• CHALLENGE A: Could you repeat the rows below, from the line containing "teacher-line: sao? bbox=[144, 847, 171, 863]" through the line containing "teacher-line: -Phân đoạn, gọi", word for word?

• TEXT BLOCK:
START

Cross-Entropy Loss
Category: Loss Function | Complexity: O(N*V) reduction | Memory: 2 passes (max + sum-exp)
Algorithm
Cross-entropy loss is the standard training objective for classification and language modeling:
loss[i] = -logits[i, target[i]] + log(sum(exp(logits[i, :])))
Numerically stable version (log-sum-exp trick):
m = max(logits[i, :])
loss[i] = -(logits[i, target[i]] - m) + log(sum(exp(logits[i, :] - m)))
This kernel is compute-heavy for large vocabularies (V=32000+) due to the row-wise exp and reduction. It combines softmax-like reduction with an index gather.
ascend-rs Kernel Source
Cross-entropy using the tile API — safe entry form with one unsafe block (the targets pointer is an integer gather source, not a tile, so safe::tile_cross_entropy_f32 is declared pub unsafe fn):
#![allow(unused)]
fn main() {
use ascend_std::tile::{GmView, GmViewMut, safe, tile_load_view_f32, tile_store_view_f32};
#[ascend_std::aiv_kernel]
pub fn tile_cross_entropy(
logits: GmView<'_, 32, 32000, f32>, // (N, V)
targets: *const u32, // (N,) target class ids — integer gather
loss: GmViewMut<'_, 32, 1, f32>, // (N, 1) per-row loss
) {
let x = tile_load_view_f32(&logits);
// SAFETY: `targets` is a valid *const u32 of length R=32, guaranteed by
// the launcher. The unsafe wrapper is the only non-safe surface.

END

• CHALLENGE B: Can you update the stretch of the cross-entropy loss page from "Numerically stable version" through "an index gather.", swapping "compute-heavy" for "compute-intensive"?

• DATA PROVIDED:

START

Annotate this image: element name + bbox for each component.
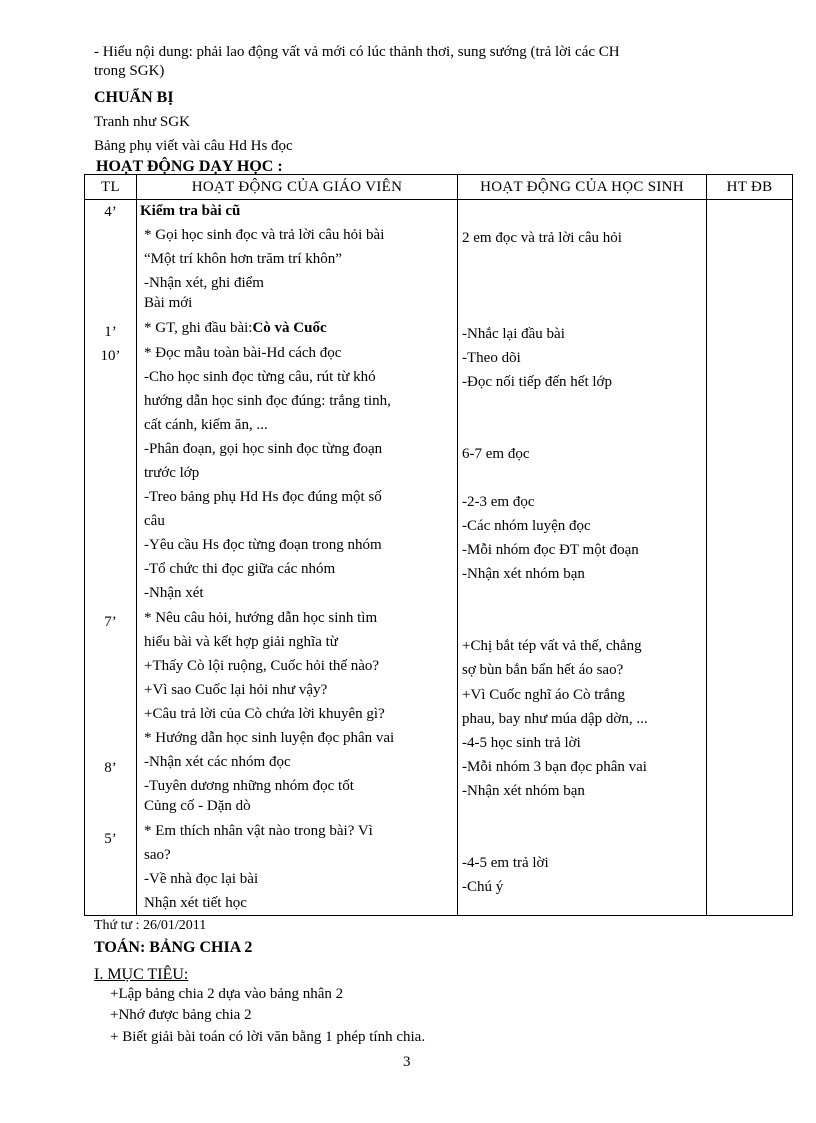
teacher-line: sao? bbox=[144, 847, 171, 863]
table-body-row bbox=[85, 200, 793, 916]
teacher-line: trước lớp bbox=[144, 465, 200, 481]
section-title-review: Kiểm tra bài cũ bbox=[140, 203, 241, 219]
math-objective-2: +Nhớ được bảng chia 2 bbox=[110, 1007, 252, 1023]
teacher-line: -Nhận xét các nhóm đọc bbox=[144, 754, 291, 770]
teacher-line: +Thấy Cò lội ruộng, Cuốc hỏi thế nào? bbox=[144, 658, 380, 674]
time-value: 4’ bbox=[104, 204, 117, 220]
teacher-line: * Hướng dẫn học sinh luyện đọc phân vai bbox=[144, 730, 395, 746]
teacher-line: “Một trí khôn hơn trăm trí khôn” bbox=[144, 251, 342, 267]
student-line: -Đọc nối tiếp đến hết lớp bbox=[462, 374, 612, 390]
teacher-line: -Phân đoạn, gọi học sinh đọc từng đoạn bbox=[144, 441, 383, 457]
student-line: +Vì Cuốc nghĩ áo Cò trắng bbox=[462, 687, 626, 703]
time-value: 10’ bbox=[100, 348, 121, 364]
time-value: 7’ bbox=[104, 614, 117, 630]
teacher-line: * Đọc mẫu toàn bài-Hd cách đọc bbox=[144, 345, 342, 361]
objective-line-1: - Hiểu nội dung: phải lao động vất vả mới có lúc thảnh thơi, sung sướng (trả lời các CH bbox=[94, 44, 620, 60]
teacher-line: -Tuyên dương những nhóm đọc tốt bbox=[144, 778, 354, 794]
header-student-activities: HOẠT ĐỘNG CỦA HỌC SINH bbox=[458, 175, 707, 200]
table-header-row bbox=[85, 175, 793, 200]
teacher-line: câu bbox=[144, 513, 165, 529]
preparation-item-1: Tranh như SGK bbox=[94, 114, 190, 130]
time-value: 8’ bbox=[104, 760, 117, 776]
student-line: -4-5 học sinh trả lời bbox=[462, 735, 581, 751]
teacher-line: -Treo bảng phụ Hd Hs đọc đúng một số bbox=[144, 489, 382, 505]
student-line: -Nhận xét nhóm bạn bbox=[462, 566, 585, 582]
student-activities-column bbox=[458, 200, 707, 916]
ht-db-column bbox=[707, 200, 793, 916]
teacher-line: * Gọi học sinh đọc và trả lời câu hỏi bài bbox=[144, 227, 385, 243]
activities-heading: HOẠT ĐỘNG DẠY HỌC : bbox=[96, 158, 283, 175]
header-ht-db: HT ĐB bbox=[707, 175, 793, 200]
preparation-heading: CHUẨN BỊ bbox=[94, 89, 174, 106]
student-line: -2-3 em đọc bbox=[462, 494, 535, 510]
teacher-line: Nhận xét tiết học bbox=[144, 895, 247, 911]
time-value: 5’ bbox=[104, 831, 117, 847]
student-line: -Nhận xét nhóm bạn bbox=[462, 783, 585, 799]
preparation-item-2: Bảng phụ viết vài câu Hd Hs đọc bbox=[94, 138, 293, 154]
math-objective-3: + Biết giải bài toán có lời văn bằng 1 phép tính chia. bbox=[110, 1029, 426, 1045]
teacher-line: hiểu bài và kết hợp giải nghĩa từ bbox=[144, 634, 338, 650]
section-title-consolidation: Củng cố - Dặn dò bbox=[144, 798, 251, 814]
teacher-line: -Nhận xét, ghi điểm bbox=[144, 275, 264, 291]
teacher-line: +Câu trả lời của Cò chứa lời khuyên gì? bbox=[144, 706, 385, 722]
teacher-line: cất cánh, kiếm ăn, ... bbox=[144, 417, 268, 433]
teacher-line: -Nhận xét bbox=[144, 585, 204, 601]
student-line: -Nhắc lại đầu bài bbox=[462, 326, 565, 342]
lesson-activities-table bbox=[84, 174, 793, 916]
objective-line-2: trong SGK) bbox=[94, 63, 165, 79]
student-line: 2 em đọc và trả lời câu hỏi bbox=[462, 230, 622, 246]
teacher-activities-column bbox=[137, 200, 458, 916]
teacher-line: -Về nhà đọc lại bài bbox=[144, 871, 259, 887]
section-title-new-lesson: Bài mới bbox=[144, 295, 193, 311]
header-time: TL bbox=[85, 175, 137, 200]
teacher-line: -Yêu cầu Hs đọc từng đoạn trong nhóm bbox=[144, 537, 382, 553]
teacher-line: * Em thích nhân vật nào trong bài? Vì bbox=[144, 823, 373, 839]
objectives-heading: I. MỤC TIÊU: bbox=[94, 966, 189, 983]
student-line: -Chú ý bbox=[462, 879, 504, 895]
teacher-line: +Vì sao Cuốc lại hỏi như vậy? bbox=[144, 682, 328, 698]
student-line: phau, bay như múa dập dờn, ... bbox=[462, 711, 648, 727]
time-column bbox=[85, 200, 137, 916]
teacher-line: hướng dẫn học sinh đọc đúng: trắng tinh, bbox=[144, 393, 391, 409]
header-teacher-activities: HOẠT ĐỘNG CỦA GIÁO VIÊN bbox=[137, 175, 458, 200]
teacher-line: * Nêu câu hỏi, hướng dẫn học sinh tìm bbox=[144, 610, 378, 626]
student-line: -4-5 em trả lời bbox=[462, 855, 549, 871]
date-line: Thứ tư : 26/01/2011 bbox=[94, 918, 207, 933]
math-objective-1: +Lập bảng chia 2 dựa vào bảng nhân 2 bbox=[110, 986, 344, 1002]
student-line: -Các nhóm luyện đọc bbox=[462, 518, 591, 534]
student-line: -Mỗi nhóm 3 bạn đọc phân vai bbox=[462, 759, 647, 775]
teacher-line bbox=[144, 320, 327, 337]
student-line: -Theo dõi bbox=[462, 350, 521, 366]
student-line: -Mỗi nhóm đọc ĐT một đoạn bbox=[462, 542, 639, 558]
student-line: sợ bùn bắn bẩn hết áo sao? bbox=[462, 662, 624, 678]
student-line: 6-7 em đọc bbox=[462, 446, 530, 462]
math-lesson-title: TOÁN: BẢNG CHIA 2 bbox=[94, 939, 253, 956]
student-line: +Chị bắt tép vất vả thế, chẳng bbox=[462, 638, 642, 654]
intro-label: * GT, ghi đầu bài: bbox=[144, 320, 253, 336]
teacher-line: -Cho học sinh đọc từng câu, rút từ khó bbox=[144, 369, 376, 385]
teacher-line: -Tổ chức thi đọc giữa các nhóm bbox=[144, 561, 336, 577]
page-number: 3 bbox=[403, 1054, 411, 1070]
lesson-title: Cò và Cuốc bbox=[252, 320, 327, 336]
time-value: 1’ bbox=[104, 324, 117, 340]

END

• EXERCISE SOLUTION A:
teacher-line: sao? bbox=[144, 847, 171, 863]
table-body-row bbox=[85, 200, 793, 916]
teacher-line: trước lớp bbox=[144, 465, 200, 481]
section-title-review: Kiểm tra bài cũ bbox=[140, 203, 241, 219]
math-objective-2: +Nhớ được bảng chia 2 bbox=[110, 1007, 252, 1023]
teacher-line: -Nhận xét các nhóm đọc bbox=[144, 754, 291, 770]
teacher-line: +Thấy Cò lội ruộng, Cuốc hỏi thế nào? bbox=[144, 658, 380, 674]
time-value: 4’ bbox=[104, 204, 117, 220]
teacher-line: * Hướng dẫn học sinh luyện đọc phân vai bbox=[144, 730, 395, 746]
teacher-line: “Một trí khôn hơn trăm trí khôn” bbox=[144, 251, 342, 267]
student-line: -Đọc nối tiếp đến hết lớp bbox=[462, 374, 612, 390]
teacher-line: -Phân đoạn, gọi học sinh đọc từng đoạn bbox=[144, 441, 383, 457]

• EXERCISE SOLUTION B:
Numerically stable version (log-sum-exp trick):
m = max(logits[i, :])
loss[i] = -(logits[i, target[i]] - m) + log(sum(exp(logits[i, :] - m)))
This kernel is compute-intensive for large vocabularies (V=32000+) due to the row-wise exp and reduction. It combines softmax-like reduction with an index gather.